[Saved data entries]
start

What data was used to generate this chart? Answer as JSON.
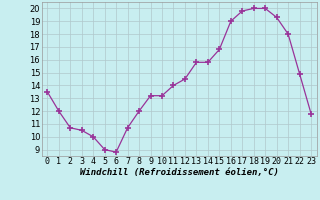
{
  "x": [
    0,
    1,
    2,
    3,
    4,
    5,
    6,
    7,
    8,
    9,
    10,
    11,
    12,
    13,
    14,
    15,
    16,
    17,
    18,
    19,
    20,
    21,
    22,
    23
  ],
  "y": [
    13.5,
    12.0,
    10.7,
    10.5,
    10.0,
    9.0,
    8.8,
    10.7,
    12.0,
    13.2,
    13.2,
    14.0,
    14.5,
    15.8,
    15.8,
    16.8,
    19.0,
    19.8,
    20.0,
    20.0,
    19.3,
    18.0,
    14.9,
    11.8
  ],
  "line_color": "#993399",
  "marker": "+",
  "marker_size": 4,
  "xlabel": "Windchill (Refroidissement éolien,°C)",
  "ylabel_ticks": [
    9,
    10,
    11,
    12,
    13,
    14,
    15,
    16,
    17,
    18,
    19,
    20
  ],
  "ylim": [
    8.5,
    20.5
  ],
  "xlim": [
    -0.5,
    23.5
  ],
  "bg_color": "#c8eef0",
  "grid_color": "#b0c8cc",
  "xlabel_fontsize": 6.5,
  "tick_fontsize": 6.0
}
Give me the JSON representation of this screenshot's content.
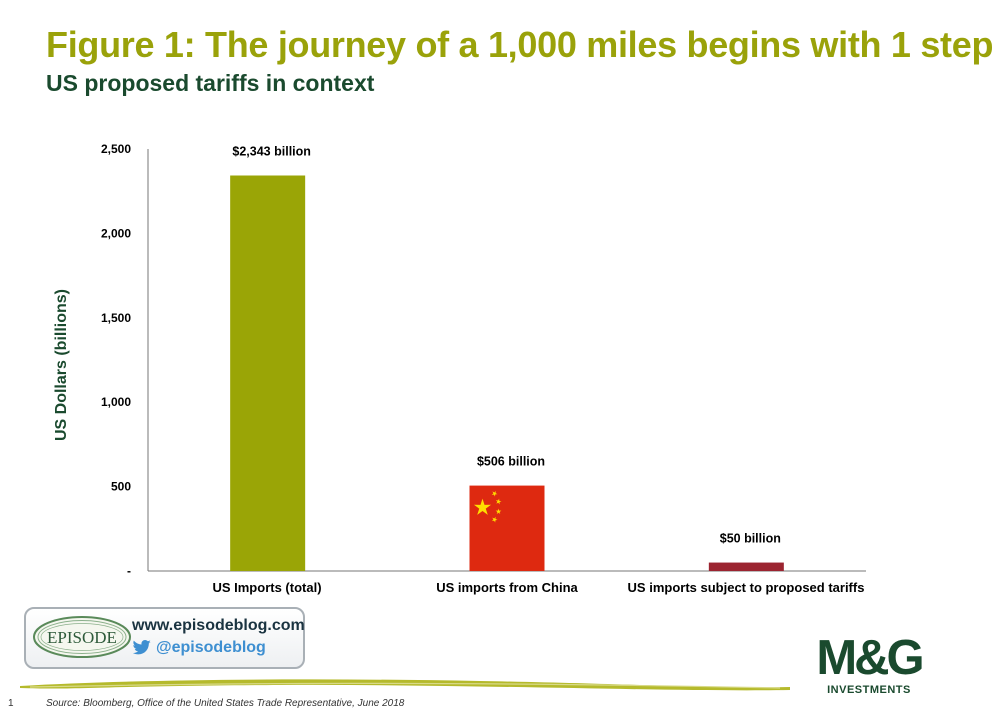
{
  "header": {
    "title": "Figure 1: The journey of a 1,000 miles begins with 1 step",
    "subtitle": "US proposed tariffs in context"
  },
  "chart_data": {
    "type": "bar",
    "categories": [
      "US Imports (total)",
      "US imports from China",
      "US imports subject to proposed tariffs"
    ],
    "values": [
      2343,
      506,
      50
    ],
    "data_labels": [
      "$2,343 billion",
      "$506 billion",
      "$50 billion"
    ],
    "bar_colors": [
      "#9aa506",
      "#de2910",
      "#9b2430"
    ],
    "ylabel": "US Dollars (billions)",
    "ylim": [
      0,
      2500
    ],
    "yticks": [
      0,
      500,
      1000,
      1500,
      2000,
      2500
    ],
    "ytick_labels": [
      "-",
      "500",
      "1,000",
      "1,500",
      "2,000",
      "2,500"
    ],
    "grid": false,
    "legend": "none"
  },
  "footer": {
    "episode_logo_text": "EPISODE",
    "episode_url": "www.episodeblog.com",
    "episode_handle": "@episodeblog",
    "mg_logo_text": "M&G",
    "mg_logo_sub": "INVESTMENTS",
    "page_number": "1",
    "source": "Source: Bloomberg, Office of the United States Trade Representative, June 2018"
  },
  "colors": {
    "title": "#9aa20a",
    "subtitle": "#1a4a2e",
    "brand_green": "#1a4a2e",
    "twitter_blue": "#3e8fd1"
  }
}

end

_Exercise objective_
Go through the records above, find every line with the word "episodeblog", and list those lines.

_Finished answer_
    "episode_url": "www.episodeblog.com",
    "episode_handle": "@episodeblog",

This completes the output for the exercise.